#### Exercise:
What lines of the data hold the string "about"? Pull each one out.

#### Data for processing:
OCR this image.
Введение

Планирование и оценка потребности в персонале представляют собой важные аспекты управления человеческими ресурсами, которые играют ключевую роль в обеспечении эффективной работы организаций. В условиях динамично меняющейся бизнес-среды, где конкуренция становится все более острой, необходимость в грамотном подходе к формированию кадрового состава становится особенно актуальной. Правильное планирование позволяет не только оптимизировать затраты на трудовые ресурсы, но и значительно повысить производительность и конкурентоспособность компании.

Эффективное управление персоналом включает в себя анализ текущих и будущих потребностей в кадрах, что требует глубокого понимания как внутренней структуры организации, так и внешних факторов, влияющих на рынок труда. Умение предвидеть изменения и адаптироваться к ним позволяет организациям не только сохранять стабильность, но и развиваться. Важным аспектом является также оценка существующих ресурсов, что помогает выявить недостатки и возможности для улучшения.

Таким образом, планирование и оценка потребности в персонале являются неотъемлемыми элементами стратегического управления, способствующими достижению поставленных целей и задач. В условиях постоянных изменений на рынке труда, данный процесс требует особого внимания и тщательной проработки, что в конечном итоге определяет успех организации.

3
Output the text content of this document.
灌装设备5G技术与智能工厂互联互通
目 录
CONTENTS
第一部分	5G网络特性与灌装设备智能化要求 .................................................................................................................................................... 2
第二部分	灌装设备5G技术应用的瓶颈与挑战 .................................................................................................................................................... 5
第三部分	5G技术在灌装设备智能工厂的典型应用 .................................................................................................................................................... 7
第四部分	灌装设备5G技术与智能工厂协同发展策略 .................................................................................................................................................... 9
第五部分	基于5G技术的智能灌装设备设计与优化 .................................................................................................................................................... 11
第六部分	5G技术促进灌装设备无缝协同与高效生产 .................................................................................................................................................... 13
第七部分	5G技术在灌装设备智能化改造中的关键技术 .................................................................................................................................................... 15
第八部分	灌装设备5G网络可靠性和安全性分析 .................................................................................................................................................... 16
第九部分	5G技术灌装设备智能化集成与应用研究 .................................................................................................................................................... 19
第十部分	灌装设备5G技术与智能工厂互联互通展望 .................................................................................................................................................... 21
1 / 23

==

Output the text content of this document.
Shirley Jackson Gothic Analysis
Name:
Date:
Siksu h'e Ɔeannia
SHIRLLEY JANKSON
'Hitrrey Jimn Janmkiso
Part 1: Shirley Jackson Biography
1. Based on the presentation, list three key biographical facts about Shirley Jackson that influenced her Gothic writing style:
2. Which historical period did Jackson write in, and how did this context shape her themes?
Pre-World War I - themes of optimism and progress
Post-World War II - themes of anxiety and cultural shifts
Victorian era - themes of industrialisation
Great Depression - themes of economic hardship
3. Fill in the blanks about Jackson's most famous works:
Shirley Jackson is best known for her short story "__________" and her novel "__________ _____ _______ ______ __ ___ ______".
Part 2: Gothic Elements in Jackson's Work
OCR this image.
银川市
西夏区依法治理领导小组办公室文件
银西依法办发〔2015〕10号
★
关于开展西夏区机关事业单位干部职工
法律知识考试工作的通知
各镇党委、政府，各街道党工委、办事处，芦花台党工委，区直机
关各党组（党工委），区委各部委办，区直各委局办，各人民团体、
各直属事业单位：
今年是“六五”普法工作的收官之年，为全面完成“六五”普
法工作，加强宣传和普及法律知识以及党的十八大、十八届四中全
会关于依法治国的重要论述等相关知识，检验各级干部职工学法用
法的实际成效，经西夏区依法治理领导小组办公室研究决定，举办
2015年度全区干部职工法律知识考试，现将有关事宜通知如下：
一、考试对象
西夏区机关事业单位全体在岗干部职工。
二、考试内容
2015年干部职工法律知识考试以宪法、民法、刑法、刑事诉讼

* * *

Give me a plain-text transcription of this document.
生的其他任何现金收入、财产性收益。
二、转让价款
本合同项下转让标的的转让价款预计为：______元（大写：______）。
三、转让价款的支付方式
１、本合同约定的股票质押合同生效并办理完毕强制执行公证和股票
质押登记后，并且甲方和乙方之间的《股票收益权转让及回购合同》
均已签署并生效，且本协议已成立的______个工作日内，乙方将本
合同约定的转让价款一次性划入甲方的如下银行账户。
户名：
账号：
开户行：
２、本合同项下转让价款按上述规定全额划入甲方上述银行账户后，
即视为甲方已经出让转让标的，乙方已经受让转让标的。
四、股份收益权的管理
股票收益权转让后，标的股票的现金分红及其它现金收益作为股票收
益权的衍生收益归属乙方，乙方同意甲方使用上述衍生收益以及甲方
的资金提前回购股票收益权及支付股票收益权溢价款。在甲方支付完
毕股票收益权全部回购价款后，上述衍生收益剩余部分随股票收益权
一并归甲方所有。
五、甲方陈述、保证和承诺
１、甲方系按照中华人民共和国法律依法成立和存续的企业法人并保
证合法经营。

#### The solution:
1. Based on the presentation, list three key biographical facts about Shirley Jackson that influenced her Gothic writing style:
3. Fill in the blanks about Jackson's most famous works:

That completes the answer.